(Written task) Copy the records below, swapping every occurrence of "x-tick-label" for "x-axis-label" and leaving everything else untouched.

--

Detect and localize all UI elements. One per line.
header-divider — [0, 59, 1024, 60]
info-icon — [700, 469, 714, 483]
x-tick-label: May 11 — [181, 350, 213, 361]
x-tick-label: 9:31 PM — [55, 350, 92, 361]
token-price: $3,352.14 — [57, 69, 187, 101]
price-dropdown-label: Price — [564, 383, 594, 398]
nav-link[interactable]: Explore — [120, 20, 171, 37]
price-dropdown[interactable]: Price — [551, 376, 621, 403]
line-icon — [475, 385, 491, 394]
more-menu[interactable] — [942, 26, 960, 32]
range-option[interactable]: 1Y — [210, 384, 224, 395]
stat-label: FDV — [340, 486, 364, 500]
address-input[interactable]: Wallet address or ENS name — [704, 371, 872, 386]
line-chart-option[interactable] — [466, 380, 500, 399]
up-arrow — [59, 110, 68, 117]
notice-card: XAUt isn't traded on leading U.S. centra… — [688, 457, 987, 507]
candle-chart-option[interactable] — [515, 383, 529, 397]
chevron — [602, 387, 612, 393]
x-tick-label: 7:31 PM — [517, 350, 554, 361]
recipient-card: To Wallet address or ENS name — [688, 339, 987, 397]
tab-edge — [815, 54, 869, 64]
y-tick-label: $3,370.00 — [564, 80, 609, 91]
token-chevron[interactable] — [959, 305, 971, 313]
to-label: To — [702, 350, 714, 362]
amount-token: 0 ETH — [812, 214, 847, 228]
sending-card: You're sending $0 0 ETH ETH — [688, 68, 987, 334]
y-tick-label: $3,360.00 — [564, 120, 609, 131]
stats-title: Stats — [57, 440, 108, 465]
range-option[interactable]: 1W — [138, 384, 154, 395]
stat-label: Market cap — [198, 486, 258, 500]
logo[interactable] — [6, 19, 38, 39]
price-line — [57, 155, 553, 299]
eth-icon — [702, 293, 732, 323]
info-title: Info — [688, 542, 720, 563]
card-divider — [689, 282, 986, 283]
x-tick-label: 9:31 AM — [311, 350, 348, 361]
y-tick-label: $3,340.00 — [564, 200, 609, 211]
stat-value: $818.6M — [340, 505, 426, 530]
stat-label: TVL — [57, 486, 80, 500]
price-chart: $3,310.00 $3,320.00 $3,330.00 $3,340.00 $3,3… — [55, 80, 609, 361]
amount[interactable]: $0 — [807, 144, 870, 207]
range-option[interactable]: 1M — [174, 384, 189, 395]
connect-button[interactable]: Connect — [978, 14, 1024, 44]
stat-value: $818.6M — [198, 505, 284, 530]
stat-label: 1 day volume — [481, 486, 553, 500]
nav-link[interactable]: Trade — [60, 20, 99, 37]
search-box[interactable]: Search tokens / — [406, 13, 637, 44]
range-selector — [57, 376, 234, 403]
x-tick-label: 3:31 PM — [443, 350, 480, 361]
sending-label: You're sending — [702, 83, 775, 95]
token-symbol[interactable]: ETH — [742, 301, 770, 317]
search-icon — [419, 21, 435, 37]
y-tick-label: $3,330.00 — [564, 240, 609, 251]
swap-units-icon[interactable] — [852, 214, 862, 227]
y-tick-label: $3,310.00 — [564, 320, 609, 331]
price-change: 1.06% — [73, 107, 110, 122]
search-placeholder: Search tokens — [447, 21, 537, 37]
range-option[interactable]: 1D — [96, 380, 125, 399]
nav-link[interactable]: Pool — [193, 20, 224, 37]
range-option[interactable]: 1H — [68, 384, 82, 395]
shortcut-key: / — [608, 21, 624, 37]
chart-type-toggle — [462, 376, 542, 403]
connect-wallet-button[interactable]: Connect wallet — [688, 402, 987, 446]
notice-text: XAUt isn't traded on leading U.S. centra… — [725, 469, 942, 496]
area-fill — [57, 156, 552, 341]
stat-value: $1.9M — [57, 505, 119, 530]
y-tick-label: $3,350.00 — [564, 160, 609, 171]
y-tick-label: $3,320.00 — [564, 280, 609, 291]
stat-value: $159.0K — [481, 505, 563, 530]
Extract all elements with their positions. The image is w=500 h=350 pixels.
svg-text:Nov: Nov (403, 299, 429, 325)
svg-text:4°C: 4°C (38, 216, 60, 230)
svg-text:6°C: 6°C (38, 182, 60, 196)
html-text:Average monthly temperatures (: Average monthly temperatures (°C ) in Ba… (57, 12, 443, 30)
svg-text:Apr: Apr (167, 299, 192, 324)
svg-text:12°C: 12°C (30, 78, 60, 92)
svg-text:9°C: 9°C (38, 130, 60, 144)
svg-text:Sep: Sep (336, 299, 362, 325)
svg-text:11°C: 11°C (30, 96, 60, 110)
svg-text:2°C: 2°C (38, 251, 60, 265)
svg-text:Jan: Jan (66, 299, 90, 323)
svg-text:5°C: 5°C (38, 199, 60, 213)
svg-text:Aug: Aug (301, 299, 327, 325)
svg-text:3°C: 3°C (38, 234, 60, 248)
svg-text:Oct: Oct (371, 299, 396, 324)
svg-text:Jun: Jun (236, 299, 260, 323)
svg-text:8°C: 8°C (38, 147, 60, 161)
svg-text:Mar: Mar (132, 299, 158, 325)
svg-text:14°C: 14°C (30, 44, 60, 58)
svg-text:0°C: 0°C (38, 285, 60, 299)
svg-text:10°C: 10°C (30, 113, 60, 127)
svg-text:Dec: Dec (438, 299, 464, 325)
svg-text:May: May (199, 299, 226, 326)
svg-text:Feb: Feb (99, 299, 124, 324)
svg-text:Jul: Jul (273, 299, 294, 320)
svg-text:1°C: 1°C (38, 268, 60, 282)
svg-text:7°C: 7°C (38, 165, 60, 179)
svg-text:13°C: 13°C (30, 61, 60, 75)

--

(Problem solution)
Detect and localize all UI elements. One per line.
header-divider — [0, 59, 1024, 60]
info-icon — [700, 469, 714, 483]
x-axis-label: May 11 — [181, 350, 213, 361]
x-axis-label: 9:31 PM — [55, 350, 92, 361]
token-price: $3,352.14 — [57, 69, 187, 101]
price-dropdown-label: Price — [564, 383, 594, 398]
nav-link[interactable]: Explore — [120, 20, 171, 37]
price-dropdown[interactable]: Price — [551, 376, 621, 403]
line-icon — [475, 385, 491, 394]
more-menu[interactable] — [942, 26, 960, 32]
range-option[interactable]: 1Y — [210, 384, 224, 395]
stat-label: FDV — [340, 486, 364, 500]
address-input[interactable]: Wallet address or ENS name — [704, 371, 872, 386]
line-chart-option[interactable] — [466, 380, 500, 399]
up-arrow — [59, 110, 68, 117]
notice-card: XAUt isn't traded on leading U.S. centra… — [688, 457, 987, 507]
candle-chart-option[interactable] — [515, 383, 529, 397]
chevron — [602, 387, 612, 393]
x-axis-label: 7:31 PM — [517, 350, 554, 361]
recipient-card: To Wallet address or ENS name — [688, 339, 987, 397]
tab-edge — [815, 54, 869, 64]
y-tick-label: $3,370.00 — [564, 80, 609, 91]
token-chevron[interactable] — [959, 305, 971, 313]
to-label: To — [702, 350, 714, 362]
amount-token: 0 ETH — [812, 214, 847, 228]
sending-card: You're sending $0 0 ETH ETH — [688, 68, 987, 334]
y-tick-label: $3,360.00 — [564, 120, 609, 131]
stats-title: Stats — [57, 440, 108, 465]
range-option[interactable]: 1W — [138, 384, 154, 395]
stat-label: Market cap — [198, 486, 258, 500]
logo[interactable] — [6, 19, 38, 39]
price-line — [57, 155, 553, 299]
eth-icon — [702, 293, 732, 323]
info-title: Info — [688, 542, 720, 563]
card-divider — [689, 282, 986, 283]
x-axis-label: 9:31 AM — [311, 350, 348, 361]
y-tick-label: $3,340.00 — [564, 200, 609, 211]
stat-value: $818.6M — [340, 505, 426, 530]
stat-label: TVL — [57, 486, 80, 500]
price-chart: $3,310.00 $3,320.00 $3,330.00 $3,340.00 $3,3… — [55, 80, 609, 361]
amount[interactable]: $0 — [807, 144, 870, 207]
range-option[interactable]: 1M — [174, 384, 189, 395]
connect-button[interactable]: Connect — [978, 14, 1024, 44]
stat-value: $818.6M — [198, 505, 284, 530]
stat-label: 1 day volume — [481, 486, 553, 500]
nav-link[interactable]: Trade — [60, 20, 99, 37]
search-box[interactable]: Search tokens / — [406, 13, 637, 44]
range-selector — [57, 376, 234, 403]
x-axis-label: 3:31 PM — [443, 350, 480, 361]
sending-label: You're sending — [702, 83, 775, 95]
token-symbol[interactable]: ETH — [742, 301, 770, 317]
search-icon — [419, 21, 435, 37]
y-tick-label: $3,330.00 — [564, 240, 609, 251]
swap-units-icon[interactable] — [852, 214, 862, 227]
y-tick-label: $3,310.00 — [564, 320, 609, 331]
price-change: 1.06% — [73, 107, 110, 122]
search-placeholder: Search tokens — [447, 21, 537, 37]
range-option[interactable]: 1D — [96, 380, 125, 399]
nav-link[interactable]: Pool — [193, 20, 224, 37]
range-option[interactable]: 1H — [68, 384, 82, 395]
shortcut-key: / — [608, 21, 624, 37]
chart-type-toggle — [462, 376, 542, 403]
connect-wallet-button[interactable]: Connect wallet — [688, 402, 987, 446]
notice-text: XAUt isn't traded on leading U.S. centra… — [725, 469, 942, 496]
area-fill — [57, 156, 552, 341]
stat-value: $1.9M — [57, 505, 119, 530]
y-tick-label: $3,350.00 — [564, 160, 609, 171]
y-tick-label: $3,320.00 — [564, 280, 609, 291]
stat-value: $159.0K — [481, 505, 563, 530]
Extract all elements with their positions. The image is w=500 h=350 pixels.
svg-text:Nov: Nov (403, 299, 429, 325)
svg-text:4°C: 4°C (38, 216, 60, 230)
svg-text:6°C: 6°C (38, 182, 60, 196)
html-text:Average monthly temperatures (: Average monthly temperatures (°C ) in Ba… (57, 12, 443, 30)
svg-text:Apr: Apr (167, 299, 192, 324)
svg-text:12°C: 12°C (30, 78, 60, 92)
svg-text:9°C: 9°C (38, 130, 60, 144)
svg-text:Sep: Sep (336, 299, 362, 325)
svg-text:11°C: 11°C (30, 96, 60, 110)
svg-text:2°C: 2°C (38, 251, 60, 265)
svg-text:Jan: Jan (66, 299, 90, 323)
svg-text:5°C: 5°C (38, 199, 60, 213)
svg-text:Aug: Aug (301, 299, 327, 325)
svg-text:3°C: 3°C (38, 234, 60, 248)
svg-text:Oct: Oct (371, 299, 396, 324)
svg-text:Jun: Jun (236, 299, 260, 323)
svg-text:8°C: 8°C (38, 147, 60, 161)
svg-text:Mar: Mar (132, 299, 158, 325)
svg-text:14°C: 14°C (30, 44, 60, 58)
svg-text:0°C: 0°C (38, 285, 60, 299)
svg-text:10°C: 10°C (30, 113, 60, 127)
svg-text:Dec: Dec (438, 299, 464, 325)
svg-text:May: May (199, 299, 226, 326)
svg-text:Feb: Feb (99, 299, 124, 324)
svg-text:Jul: Jul (273, 299, 294, 320)
svg-text:1°C: 1°C (38, 268, 60, 282)
svg-text:7°C: 7°C (38, 165, 60, 179)
svg-text:13°C: 13°C (30, 61, 60, 75)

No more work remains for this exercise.